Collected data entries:
________

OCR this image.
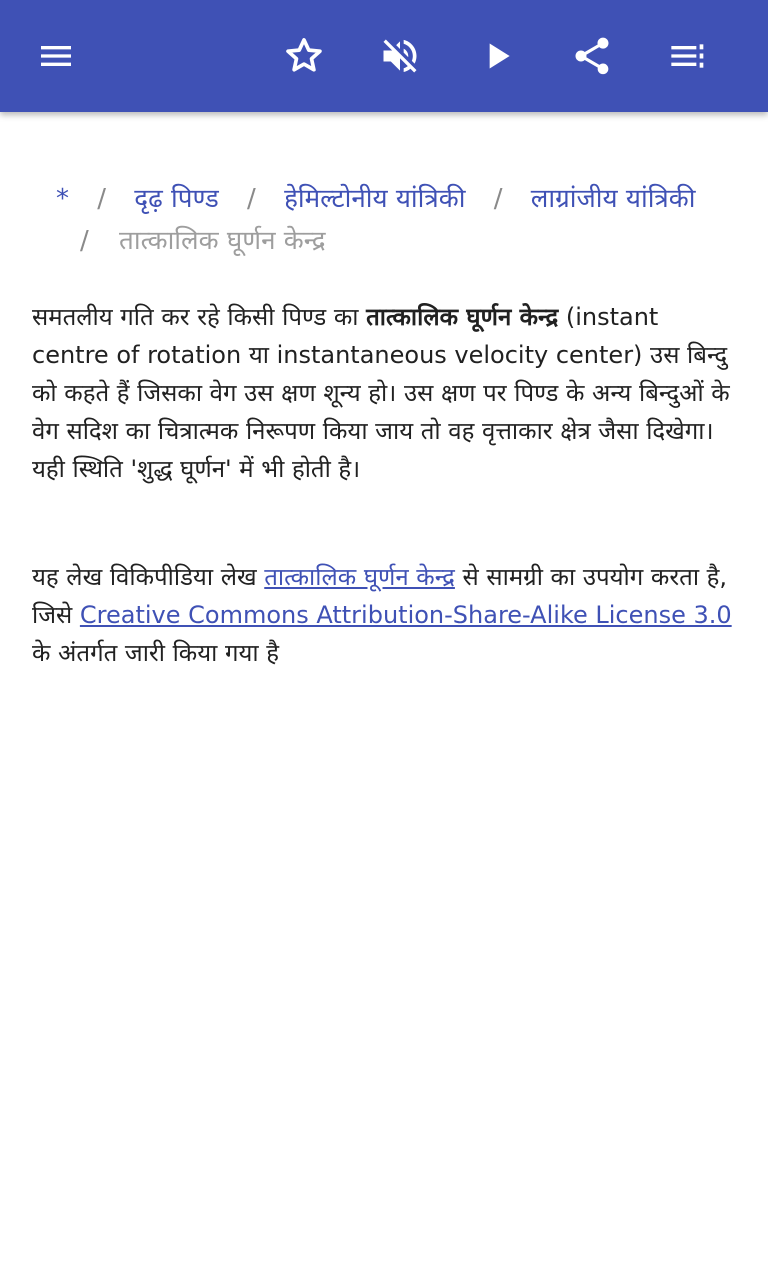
* / दृढ़ पिण्ड / हेमिल्टोनीय यांत्रिकी / लाग्रांजीय यांत्रिकी
/ तात्कालिक घूर्णन केन्द्र

समतलीय गति कर रहे किसी पिण्ड का तात्कालिक घूर्णन केन्द्र (instant centre of rotation या instantaneous velocity center) उस बिन्दु को कहते हैं जिसका वेग उस क्षण शून्य हो। उस क्षण पर पिण्ड के अन्य बिन्दुओं के वेग सदिश का चित्रात्मक निरूपण किया जाय तो वह वृत्ताकार क्षेत्र जैसा दिखेगा। यही स्थिति 'शुद्ध घूर्णन' में भी होती है।

यह लेख विकिपीडिया लेख तात्कालिक घूर्णन केन्द्र से सामग्री का उपयोग करता है, जिसे Creative Commons Attribution-Share-Alike License 3.0 के अंतर्गत जारी किया गया है
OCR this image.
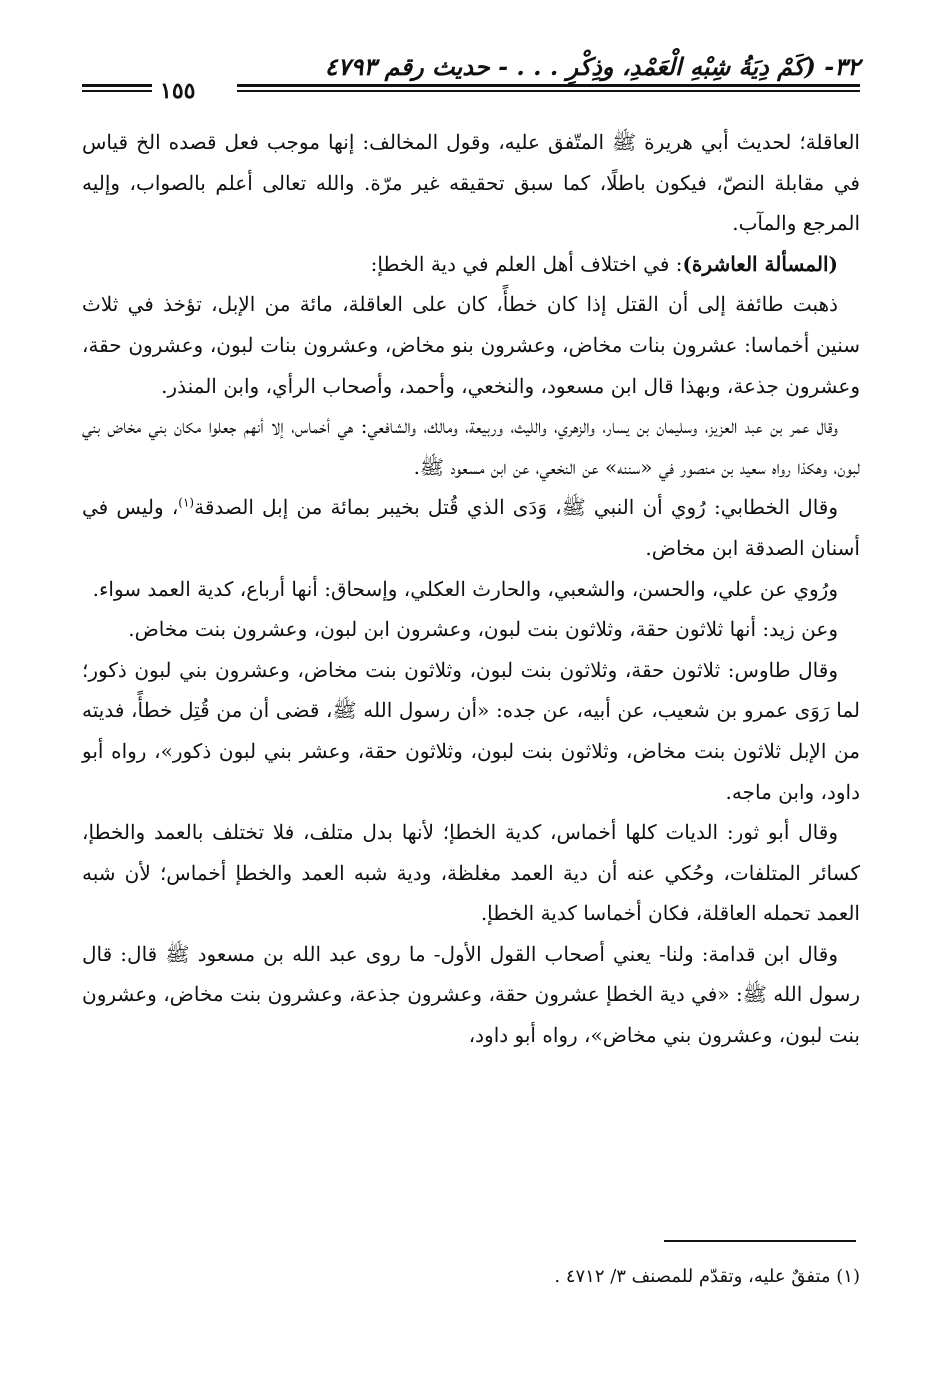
٣٢- (كَمْ دِيَةُ شِبْهِ الْعَمْدِ، وذِكْرِ . . . - حديث رقم ٤٧٩٣
١٥٥

العاقلة؛ لحديث أبي هريرة ﷺ المتّفق عليه، وقول المخالف: إنها موجب فعل قصده الخ قياس في مقابلة النصّ، فيكون باطلًا، كما سبق تحقيقه غير مرّة. والله تعالى أعلم بالصواب، وإليه المرجع والمآب.

(المسألة العاشرة): في اختلاف أهل العلم في دية الخطإ:

ذهبت طائفة إلى أن القتل إذا كان خطأً، كان على العاقلة، مائة من الإبل، تؤخذ في ثلاث سنين أخماسا: عشرون بنات مخاض، وعشرون بنو مخاض، وعشرون بنات لبون، وعشرون حقة، وعشرون جذعة، وبهذا قال ابن مسعود، والنخعي، وأحمد، وأصحاب الرأي، وابن المنذر.

وقال عمر بن عبد العزيز، وسليمان بن يسار، والزهري، والليث، وربيعة، ومالك، والشافعي: هي أخماس، إلا أنهم جعلوا مكان بني مخاض بني لبون، وهكذا رواه سعيد بن منصور في «سننه» عن النخعي، عن ابن مسعود ﷺ.

وقال الخطابي: رُوي أن النبي ﷺ، وَدَى الذي قُتل بخيبر بمائة من إبل الصدقة$^{(١)}$، وليس في أسنان الصدقة ابن مخاض.

ورُوي عن علي، والحسن، والشعبي، والحارث العكلي، وإسحاق: أنها أرباع، كدية العمد سواء.

وعن زيد: أنها ثلاثون حقة، وثلاثون بنت لبون، وعشرون ابن لبون، وعشرون بنت مخاض.

وقال طاوس: ثلاثون حقة، وثلاثون بنت لبون، وثلاثون بنت مخاض، وعشرون بني لبون ذكور؛ لما رَوَى عمرو بن شعيب، عن أبيه، عن جده: «أن رسول الله ﷺ، قضى أن من قُتِل خطأً، فديته من الإبل ثلاثون بنت مخاض، وثلاثون بنت لبون، وثلاثون حقة، وعشر بني لبون ذكور»، رواه أبو داود، وابن ماجه.

وقال أبو ثور: الديات كلها أخماس، كدية الخطإ؛ لأنها بدل متلف، فلا تختلف بالعمد والخطإ، كسائر المتلفات، وحُكي عنه أن دية العمد مغلظة، ودية شبه العمد والخطإ أخماس؛ لأن شبه العمد تحمله العاقلة، فكان أخماسا كدية الخطإ.

وقال ابن قدامة: ولنا- يعني أصحاب القول الأول- ما روى عبد الله بن مسعود ﷺ قال: قال رسول الله ﷺ: «في دية الخطإ عشرون حقة، وعشرون جذعة، وعشرون بنت مخاض، وعشرون بنت لبون، وعشرون بني مخاض»، رواه أبو داود،

(١) متفقٌ عليه، وتقدّم للمصنف ٣/ ٤٧١٢ .
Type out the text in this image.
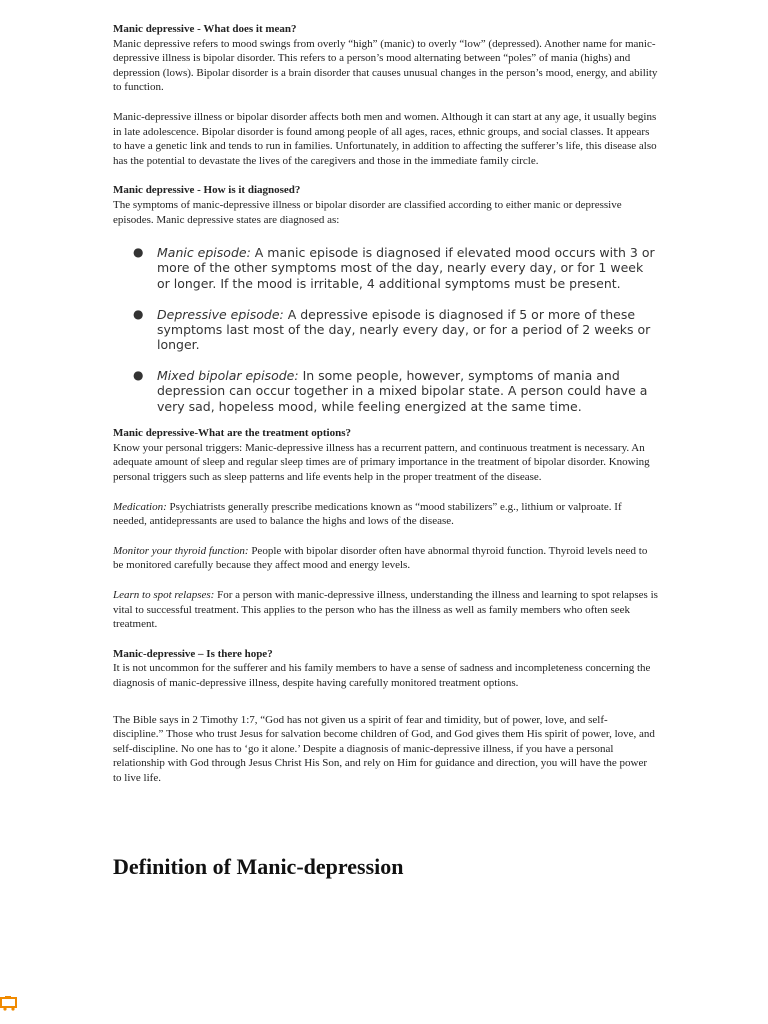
Manic depressive - What does it mean?

Manic depressive refers to mood swings from overly “high” (manic) to overly “low” (depressed). Another name for manic-depressive illness is bipolar disorder. This refers to a person’s mood alternating between “poles” of mania (highs) and depression (lows). Bipolar disorder is a brain disorder that causes unusual changes in the person’s mood, energy, and ability to function.

Manic-depressive illness or bipolar disorder affects both men and women. Although it can start at any age, it usually begins in late adolescence. Bipolar disorder is found among people of all ages, races, ethnic groups, and social classes. It appears to have a genetic link and tends to run in families. Unfortunately, in addition to affecting the sufferer’s life, this disease also has the potential to devastate the lives of the caregivers and those in the immediate family circle.

Manic depressive - How is it diagnosed?

The symptoms of manic-depressive illness or bipolar disorder are classified according to either manic or depressive episodes. Manic depressive states are diagnosed as:

● Manic episode: A manic episode is diagnosed if elevated mood occurs with 3 or more of the other symptoms most of the day, nearly every day, or for 1 week or longer. If the mood is irritable, 4 additional symptoms must be present.
● Depressive episode: A depressive episode is diagnosed if 5 or more of these symptoms last most of the day, nearly every day, or for a period of 2 weeks or longer.
● Mixed bipolar episode: In some people, however, symptoms of mania and depression can occur together in a mixed bipolar state. A person could have a very sad, hopeless mood, while feeling energized at the same time.

Manic depressive-What are the treatment options?

Know your personal triggers: Manic-depressive illness has a recurrent pattern, and continuous treatment is necessary. An adequate amount of sleep and regular sleep times are of primary importance in the treatment of bipolar disorder. Knowing personal triggers such as sleep patterns and life events help in the proper treatment of the disease.

Medication: Psychiatrists generally prescribe medications known as “mood stabilizers” e.g., lithium or valproate. If needed, antidepressants are used to balance the highs and lows of the disease.

Monitor your thyroid function: People with bipolar disorder often have abnormal thyroid function. Thyroid levels need to be monitored carefully because they affect mood and energy levels.

Learn to spot relapses: For a person with manic-depressive illness, understanding the illness and learning to spot relapses is vital to successful treatment. This applies to the person who has the illness as well as family members who often seek treatment.

Manic-depressive – Is there hope?

It is not uncommon for the sufferer and his family members to have a sense of sadness and incompleteness concerning the diagnosis of manic-depressive illness, despite having carefully monitored treatment options.

The Bible says in 2 Timothy 1:7, “God has not given us a spirit of fear and timidity, but of power, love, and self-discipline.” Those who trust Jesus for salvation become children of God, and God gives them His spirit of power, love, and self-discipline. No one has to ‘go it alone.’ Despite a diagnosis of manic-depressive illness, if you have a personal relationship with God through Jesus Christ His Son, and rely on Him for guidance and direction, you will have the power to live life.

Definition of Manic-depression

________

Task details:
Check every line of the records above for the string "longer" and say how many contain it, giving the number alone.

Problem solution:
2